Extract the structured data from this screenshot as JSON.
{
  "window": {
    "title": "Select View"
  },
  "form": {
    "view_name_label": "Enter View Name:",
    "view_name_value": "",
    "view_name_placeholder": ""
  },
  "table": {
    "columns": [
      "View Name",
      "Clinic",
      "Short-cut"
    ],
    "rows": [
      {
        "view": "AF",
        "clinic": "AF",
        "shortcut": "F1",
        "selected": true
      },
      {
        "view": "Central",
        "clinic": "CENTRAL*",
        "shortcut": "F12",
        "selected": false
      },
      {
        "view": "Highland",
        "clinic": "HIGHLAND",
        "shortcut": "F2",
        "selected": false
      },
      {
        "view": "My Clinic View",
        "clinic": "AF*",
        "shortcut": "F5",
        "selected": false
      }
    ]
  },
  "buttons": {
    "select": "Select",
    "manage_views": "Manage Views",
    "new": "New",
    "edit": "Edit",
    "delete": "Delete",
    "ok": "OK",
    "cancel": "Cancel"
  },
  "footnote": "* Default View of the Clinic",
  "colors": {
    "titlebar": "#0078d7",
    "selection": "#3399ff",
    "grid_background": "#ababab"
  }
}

- **Request**:
Return every record above exactly as it appears.

- **Answer below**:
Extract the structured data from this screenshot as JSON.
{
  "window": {
    "title": "Select View"
  },
  "form": {
    "view_name_label": "Enter View Name:",
    "view_name_value": "",
    "view_name_placeholder": ""
  },
  "table": {
    "columns": [
      "View Name",
      "Clinic",
      "Short-cut"
    ],
    "rows": [
      {
        "view": "AF",
        "clinic": "AF",
        "shortcut": "F1",
        "selected": true
      },
      {
        "view": "Central",
        "clinic": "CENTRAL*",
        "shortcut": "F12",
        "selected": false
      },
      {
        "view": "Highland",
        "clinic": "HIGHLAND",
        "shortcut": "F2",
        "selected": false
      },
      {
        "view": "My Clinic View",
        "clinic": "AF*",
        "shortcut": "F5",
        "selected": false
      }
    ]
  },
  "buttons": {
    "select": "Select",
    "manage_views": "Manage Views",
    "new": "New",
    "edit": "Edit",
    "delete": "Delete",
    "ok": "OK",
    "cancel": "Cancel"
  },
  "footnote": "* Default View of the Clinic",
  "colors": {
    "titlebar": "#0078d7",
    "selection": "#3399ff",
    "grid_background": "#ababab"
  }
}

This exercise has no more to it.